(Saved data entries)
※

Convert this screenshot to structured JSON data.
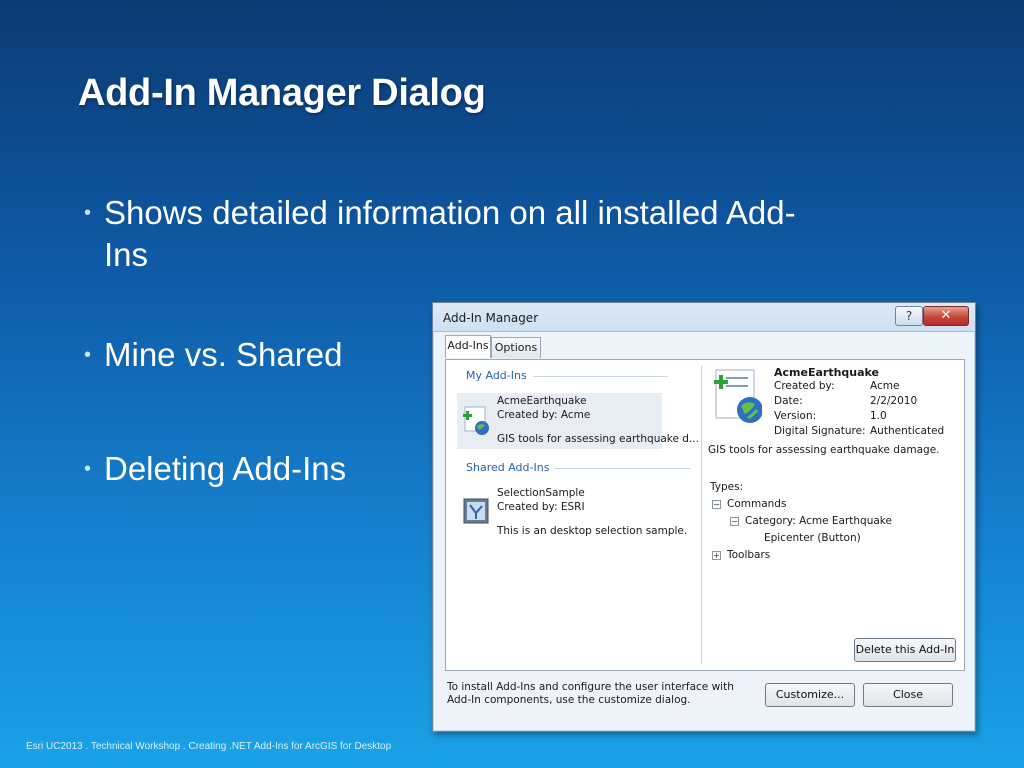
{
  "slide": {
    "title": "Add-In Manager Dialog",
    "bullets": [
      "Shows detailed information on all installed Add-Ins",
      "Mine vs. Shared",
      "Deleting Add-Ins"
    ],
    "footer": "Esri UC2013 . Technical Workshop . Creating .NET Add-Ins for ArcGIS for Desktop"
  },
  "dialog": {
    "title": "Add-In Manager",
    "help_label": "?",
    "close_glyph": "✕",
    "tabs": [
      "Add-Ins",
      "Options"
    ],
    "groups": {
      "mine": "My Add-Ins",
      "shared": "Shared Add-Ins"
    },
    "addins": [
      {
        "name": "AcmeEarthquake",
        "created_by": "Created by: Acme",
        "description": "GIS tools for assessing earthquake d..."
      },
      {
        "name": "SelectionSample",
        "created_by": "Created by: ESRI",
        "description": "This is an desktop selection sample."
      }
    ],
    "details": {
      "name": "AcmeEarthquake",
      "fields": [
        {
          "key": "Created by:",
          "value": "Acme"
        },
        {
          "key": "Date:",
          "value": "2/2/2010"
        },
        {
          "key": "Version:",
          "value": "1.0"
        },
        {
          "key": "Digital Signature:",
          "value": "Authenticated"
        }
      ],
      "description": "GIS tools for assessing earthquake damage.",
      "types_label": "Types:",
      "tree": {
        "commands": "Commands",
        "category": "Category: Acme Earthquake",
        "epicenter": "Epicenter (Button)",
        "toolbars": "Toolbars",
        "collapse_glyph": "−",
        "expand_glyph": "+"
      }
    },
    "delete_button": "Delete this Add-In",
    "install_info": "To install Add-Ins and configure the user interface with Add-In components, use the customize dialog.",
    "customize_button": "Customize...",
    "close_button": "Close"
  },
  "colors": {
    "background_top": "#0b3b74",
    "background_bottom": "#1aa2e6",
    "group_header": "#2a61b4",
    "close_button": "#c6463a"
  },
  "icons": [
    "addin-plus-globe-icon",
    "selection-sample-icon",
    "help-icon",
    "close-icon"
  ]
}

※

▶ _TASK DETAILS_:
Leave out the pictures and repeat everything else in the records exactly.

▶ _EXPECTED ANSWER_:
Convert this screenshot to structured JSON data.
{
  "slide": {
    "title": "Add-In Manager Dialog",
    "bullets": [
      "Shows detailed information on all installed Add-Ins",
      "Mine vs. Shared",
      "Deleting Add-Ins"
    ],
    "footer": "Esri UC2013 . Technical Workshop . Creating .NET Add-Ins for ArcGIS for Desktop"
  },
  "dialog": {
    "title": "Add-In Manager",
    "help_label": "?",
    "close_glyph": "✕",
    "tabs": [
      "Add-Ins",
      "Options"
    ],
    "groups": {
      "mine": "My Add-Ins",
      "shared": "Shared Add-Ins"
    },
    "addins": [
      {
        "name": "AcmeEarthquake",
        "created_by": "Created by: Acme",
        "description": "GIS tools for assessing earthquake d..."
      },
      {
        "name": "SelectionSample",
        "created_by": "Created by: ESRI",
        "description": "This is an desktop selection sample."
      }
    ],
    "details": {
      "name": "AcmeEarthquake",
      "fields": [
        {
          "key": "Created by:",
          "value": "Acme"
        },
        {
          "key": "Date:",
          "value": "2/2/2010"
        },
        {
          "key": "Version:",
          "value": "1.0"
        },
        {
          "key": "Digital Signature:",
          "value": "Authenticated"
        }
      ],
      "description": "GIS tools for assessing earthquake damage.",
      "types_label": "Types:",
      "tree": {
        "commands": "Commands",
        "category": "Category: Acme Earthquake",
        "epicenter": "Epicenter (Button)",
        "toolbars": "Toolbars",
        "collapse_glyph": "−",
        "expand_glyph": "+"
      }
    },
    "delete_button": "Delete this Add-In",
    "install_info": "To install Add-Ins and configure the user interface with Add-In components, use the customize dialog.",
    "customize_button": "Customize...",
    "close_button": "Close"
  },
  "colors": {
    "background_top": "#0b3b74",
    "background_bottom": "#1aa2e6",
    "group_header": "#2a61b4",
    "close_button": "#c6463a"
  },
  "icons": [
    "addin-plus-globe-icon",
    "selection-sample-icon",
    "help-icon",
    "close-icon"
  ]
}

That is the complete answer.